Problem statement ▸ Can you recast the lines from the very first one through the line containing "role-level: 22 xyxy=(743,564,786,600)", both included, as a numbered list with any blank lines dropped?

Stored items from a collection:
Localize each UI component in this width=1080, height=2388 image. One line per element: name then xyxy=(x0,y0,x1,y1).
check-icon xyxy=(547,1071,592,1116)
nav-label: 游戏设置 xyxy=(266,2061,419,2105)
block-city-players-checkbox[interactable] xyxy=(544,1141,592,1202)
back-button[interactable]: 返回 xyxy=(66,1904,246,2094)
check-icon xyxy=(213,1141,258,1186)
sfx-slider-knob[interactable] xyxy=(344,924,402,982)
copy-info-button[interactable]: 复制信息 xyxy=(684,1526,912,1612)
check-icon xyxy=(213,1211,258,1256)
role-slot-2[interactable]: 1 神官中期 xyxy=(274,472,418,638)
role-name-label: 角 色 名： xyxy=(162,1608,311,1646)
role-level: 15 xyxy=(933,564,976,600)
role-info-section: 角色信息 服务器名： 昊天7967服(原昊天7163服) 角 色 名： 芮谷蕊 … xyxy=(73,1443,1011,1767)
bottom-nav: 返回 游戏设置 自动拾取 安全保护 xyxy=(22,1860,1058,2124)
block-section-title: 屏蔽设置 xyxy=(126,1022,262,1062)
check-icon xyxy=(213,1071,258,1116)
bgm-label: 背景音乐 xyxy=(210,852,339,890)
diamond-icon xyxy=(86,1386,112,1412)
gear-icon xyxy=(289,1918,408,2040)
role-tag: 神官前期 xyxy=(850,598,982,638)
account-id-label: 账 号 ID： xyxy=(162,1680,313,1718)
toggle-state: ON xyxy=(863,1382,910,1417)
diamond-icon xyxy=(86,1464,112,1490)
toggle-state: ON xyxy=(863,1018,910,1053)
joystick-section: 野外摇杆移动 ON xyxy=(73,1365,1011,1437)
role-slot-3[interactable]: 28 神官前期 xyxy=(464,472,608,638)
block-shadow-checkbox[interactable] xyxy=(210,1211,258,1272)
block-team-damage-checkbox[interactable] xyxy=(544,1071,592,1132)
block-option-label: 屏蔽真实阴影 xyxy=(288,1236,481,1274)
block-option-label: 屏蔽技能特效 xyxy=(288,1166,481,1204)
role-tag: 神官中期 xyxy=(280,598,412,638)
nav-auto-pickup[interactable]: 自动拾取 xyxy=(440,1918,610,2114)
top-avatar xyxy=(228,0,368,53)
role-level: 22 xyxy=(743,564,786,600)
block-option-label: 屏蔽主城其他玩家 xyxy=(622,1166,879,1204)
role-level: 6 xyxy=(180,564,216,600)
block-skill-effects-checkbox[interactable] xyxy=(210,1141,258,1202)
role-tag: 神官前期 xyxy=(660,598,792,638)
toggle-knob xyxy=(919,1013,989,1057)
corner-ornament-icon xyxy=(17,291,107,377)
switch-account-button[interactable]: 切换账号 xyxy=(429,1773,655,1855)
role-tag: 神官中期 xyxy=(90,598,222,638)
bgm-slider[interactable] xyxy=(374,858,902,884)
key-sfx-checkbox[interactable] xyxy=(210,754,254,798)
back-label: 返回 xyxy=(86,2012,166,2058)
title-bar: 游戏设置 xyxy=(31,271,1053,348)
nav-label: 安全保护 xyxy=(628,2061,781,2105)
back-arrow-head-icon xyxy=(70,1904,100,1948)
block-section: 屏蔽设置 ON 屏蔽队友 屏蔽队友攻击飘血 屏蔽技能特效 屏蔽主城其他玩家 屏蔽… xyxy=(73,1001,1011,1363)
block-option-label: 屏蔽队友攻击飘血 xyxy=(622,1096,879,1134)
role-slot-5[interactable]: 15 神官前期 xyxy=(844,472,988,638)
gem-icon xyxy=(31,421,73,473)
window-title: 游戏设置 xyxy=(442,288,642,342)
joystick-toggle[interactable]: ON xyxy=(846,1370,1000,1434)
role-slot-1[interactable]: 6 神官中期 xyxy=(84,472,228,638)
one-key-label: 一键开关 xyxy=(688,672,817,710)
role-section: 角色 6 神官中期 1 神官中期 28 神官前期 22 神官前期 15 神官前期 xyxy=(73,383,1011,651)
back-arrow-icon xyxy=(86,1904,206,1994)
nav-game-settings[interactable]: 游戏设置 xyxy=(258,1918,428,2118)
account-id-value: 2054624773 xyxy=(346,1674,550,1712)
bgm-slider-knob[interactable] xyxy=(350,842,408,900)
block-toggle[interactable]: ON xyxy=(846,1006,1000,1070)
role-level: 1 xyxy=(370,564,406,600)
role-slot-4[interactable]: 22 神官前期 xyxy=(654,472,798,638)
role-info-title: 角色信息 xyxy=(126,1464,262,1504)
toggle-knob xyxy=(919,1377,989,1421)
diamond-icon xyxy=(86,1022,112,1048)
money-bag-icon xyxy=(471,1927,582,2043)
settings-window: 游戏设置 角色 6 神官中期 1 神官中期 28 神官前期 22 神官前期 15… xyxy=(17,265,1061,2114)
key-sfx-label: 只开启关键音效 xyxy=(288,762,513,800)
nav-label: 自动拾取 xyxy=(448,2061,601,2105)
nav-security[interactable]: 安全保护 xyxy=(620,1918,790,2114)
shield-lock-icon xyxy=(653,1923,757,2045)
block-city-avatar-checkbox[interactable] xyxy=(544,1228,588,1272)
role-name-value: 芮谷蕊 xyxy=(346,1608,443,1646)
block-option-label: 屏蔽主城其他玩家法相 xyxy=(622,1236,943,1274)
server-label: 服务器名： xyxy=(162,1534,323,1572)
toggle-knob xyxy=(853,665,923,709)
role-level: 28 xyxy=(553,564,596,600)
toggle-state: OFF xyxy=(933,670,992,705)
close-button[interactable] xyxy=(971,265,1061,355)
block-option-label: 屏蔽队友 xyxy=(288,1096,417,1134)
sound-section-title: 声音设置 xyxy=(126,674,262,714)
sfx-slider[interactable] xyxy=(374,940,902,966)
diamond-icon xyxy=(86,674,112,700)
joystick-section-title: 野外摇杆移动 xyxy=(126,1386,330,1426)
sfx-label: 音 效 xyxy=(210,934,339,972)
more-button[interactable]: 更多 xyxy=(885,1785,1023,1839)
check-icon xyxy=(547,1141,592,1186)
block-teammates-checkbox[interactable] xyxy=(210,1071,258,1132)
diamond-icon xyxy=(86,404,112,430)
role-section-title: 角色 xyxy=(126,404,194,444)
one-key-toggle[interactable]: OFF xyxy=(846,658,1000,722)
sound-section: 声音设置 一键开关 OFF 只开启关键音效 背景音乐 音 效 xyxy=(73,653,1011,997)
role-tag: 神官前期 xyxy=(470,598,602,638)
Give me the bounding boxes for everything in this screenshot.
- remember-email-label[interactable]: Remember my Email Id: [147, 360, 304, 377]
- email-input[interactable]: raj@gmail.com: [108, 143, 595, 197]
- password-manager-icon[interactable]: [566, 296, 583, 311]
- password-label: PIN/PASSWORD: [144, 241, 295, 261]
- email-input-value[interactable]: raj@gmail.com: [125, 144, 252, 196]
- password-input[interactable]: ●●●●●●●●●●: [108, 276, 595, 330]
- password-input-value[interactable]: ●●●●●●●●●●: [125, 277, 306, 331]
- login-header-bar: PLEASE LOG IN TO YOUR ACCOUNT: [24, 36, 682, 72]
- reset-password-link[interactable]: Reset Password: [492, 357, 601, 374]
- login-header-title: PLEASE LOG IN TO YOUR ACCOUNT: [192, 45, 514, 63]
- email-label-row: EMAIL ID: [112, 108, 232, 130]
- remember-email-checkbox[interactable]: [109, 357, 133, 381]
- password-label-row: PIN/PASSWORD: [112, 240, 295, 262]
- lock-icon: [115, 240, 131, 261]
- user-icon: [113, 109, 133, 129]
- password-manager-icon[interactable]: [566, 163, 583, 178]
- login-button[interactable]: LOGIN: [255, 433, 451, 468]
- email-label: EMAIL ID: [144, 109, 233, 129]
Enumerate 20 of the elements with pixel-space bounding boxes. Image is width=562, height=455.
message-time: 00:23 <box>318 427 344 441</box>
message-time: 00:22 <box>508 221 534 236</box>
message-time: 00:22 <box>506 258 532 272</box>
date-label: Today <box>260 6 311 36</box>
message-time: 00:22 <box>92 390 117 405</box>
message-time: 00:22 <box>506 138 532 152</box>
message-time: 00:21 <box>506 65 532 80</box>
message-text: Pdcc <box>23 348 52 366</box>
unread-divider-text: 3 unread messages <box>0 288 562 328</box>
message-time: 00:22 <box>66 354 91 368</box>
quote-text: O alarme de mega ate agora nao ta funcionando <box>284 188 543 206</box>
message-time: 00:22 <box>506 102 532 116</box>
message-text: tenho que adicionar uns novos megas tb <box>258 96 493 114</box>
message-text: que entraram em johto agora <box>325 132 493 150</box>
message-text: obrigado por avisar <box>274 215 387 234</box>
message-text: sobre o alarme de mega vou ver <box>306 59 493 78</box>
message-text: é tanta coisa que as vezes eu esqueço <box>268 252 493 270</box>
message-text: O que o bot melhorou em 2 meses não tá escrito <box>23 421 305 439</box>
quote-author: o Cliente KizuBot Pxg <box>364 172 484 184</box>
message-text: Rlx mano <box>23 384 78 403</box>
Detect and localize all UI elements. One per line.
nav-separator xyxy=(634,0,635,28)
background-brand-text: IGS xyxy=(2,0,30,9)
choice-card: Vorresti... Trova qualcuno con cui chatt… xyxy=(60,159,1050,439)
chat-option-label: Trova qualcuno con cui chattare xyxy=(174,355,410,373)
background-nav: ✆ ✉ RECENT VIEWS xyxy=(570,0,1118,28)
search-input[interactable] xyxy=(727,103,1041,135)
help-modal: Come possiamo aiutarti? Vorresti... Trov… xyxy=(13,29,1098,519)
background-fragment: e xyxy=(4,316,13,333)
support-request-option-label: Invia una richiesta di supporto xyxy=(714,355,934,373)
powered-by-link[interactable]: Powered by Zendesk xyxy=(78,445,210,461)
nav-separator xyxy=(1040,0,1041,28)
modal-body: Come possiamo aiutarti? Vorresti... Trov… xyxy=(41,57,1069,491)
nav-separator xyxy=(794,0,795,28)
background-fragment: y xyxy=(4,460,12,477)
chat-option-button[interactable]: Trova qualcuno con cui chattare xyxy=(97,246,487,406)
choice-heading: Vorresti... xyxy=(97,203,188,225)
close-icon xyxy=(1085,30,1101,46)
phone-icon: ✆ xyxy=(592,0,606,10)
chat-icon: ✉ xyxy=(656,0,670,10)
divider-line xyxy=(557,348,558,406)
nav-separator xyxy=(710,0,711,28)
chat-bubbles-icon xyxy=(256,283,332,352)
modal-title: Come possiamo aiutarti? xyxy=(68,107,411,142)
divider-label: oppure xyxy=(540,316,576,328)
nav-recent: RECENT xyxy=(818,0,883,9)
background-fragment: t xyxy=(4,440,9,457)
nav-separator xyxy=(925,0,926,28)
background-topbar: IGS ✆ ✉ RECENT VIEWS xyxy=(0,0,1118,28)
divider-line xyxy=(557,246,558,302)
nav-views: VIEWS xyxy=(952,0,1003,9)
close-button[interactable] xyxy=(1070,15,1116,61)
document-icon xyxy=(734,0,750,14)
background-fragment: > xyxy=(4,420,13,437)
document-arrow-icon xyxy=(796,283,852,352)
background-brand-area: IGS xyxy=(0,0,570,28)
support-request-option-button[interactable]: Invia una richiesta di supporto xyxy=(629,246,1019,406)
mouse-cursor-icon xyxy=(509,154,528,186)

Written answer ▸
1. Localize each UI component in this width=1080, height=2388 image. One line per element: name then xyxy=(x0,y0,x1,y1).
2. check-icon xyxy=(547,1071,592,1116)
3. nav-label: 游戏设置 xyxy=(266,2061,419,2105)
4. block-city-players-checkbox[interactable] xyxy=(544,1141,592,1202)
5. back-button[interactable]: 返回 xyxy=(66,1904,246,2094)
6. check-icon xyxy=(213,1141,258,1186)
7. sfx-slider-knob[interactable] xyxy=(344,924,402,982)
8. copy-info-button[interactable]: 复制信息 xyxy=(684,1526,912,1612)
9. check-icon xyxy=(213,1211,258,1256)
10. role-slot-2[interactable]: 1 神官中期 xyxy=(274,472,418,638)
11. role-name-label: 角 色 名： xyxy=(162,1608,311,1646)
12. role-level: 15 xyxy=(933,564,976,600)
13. role-info-section: 角色信息 服务器名： 昊天7967服(原昊天7163服) 角 色 名： 芮谷蕊 … xyxy=(73,1443,1011,1767)
14. bottom-nav: 返回 游戏设置 自动拾取 安全保护 xyxy=(22,1860,1058,2124)
15. block-section-title: 屏蔽设置 xyxy=(126,1022,262,1062)
16. check-icon xyxy=(213,1071,258,1116)
17. bgm-label: 背景音乐 xyxy=(210,852,339,890)
18. diamond-icon xyxy=(86,1386,112,1412)
19. gear-icon xyxy=(289,1918,408,2040)
20. role-tag: 神官前期 xyxy=(850,598,982,638)
21. account-id-label: 账 号 ID： xyxy=(162,1680,313,1718)
22. toggle-state: ON xyxy=(863,1382,910,1417)
23. diamond-icon xyxy=(86,1464,112,1490)
24. toggle-state: ON xyxy=(863,1018,910,1053)
25. joystick-section: 野外摇杆移动 ON xyxy=(73,1365,1011,1437)
26. role-slot-3[interactable]: 28 神官前期 xyxy=(464,472,608,638)
27. block-shadow-checkbox[interactable] xyxy=(210,1211,258,1272)
28. block-team-damage-checkbox[interactable] xyxy=(544,1071,592,1132)
29. block-option-label: 屏蔽真实阴影 xyxy=(288,1236,481,1274)
30. block-option-label: 屏蔽技能特效 xyxy=(288,1166,481,1204)
31. role-tag: 神官中期 xyxy=(280,598,412,638)
32. nav-auto-pickup[interactable]: 自动拾取 xyxy=(440,1918,610,2114)
33. top-avatar xyxy=(228,0,368,53)
34. role-level: 22 xyxy=(743,564,786,600)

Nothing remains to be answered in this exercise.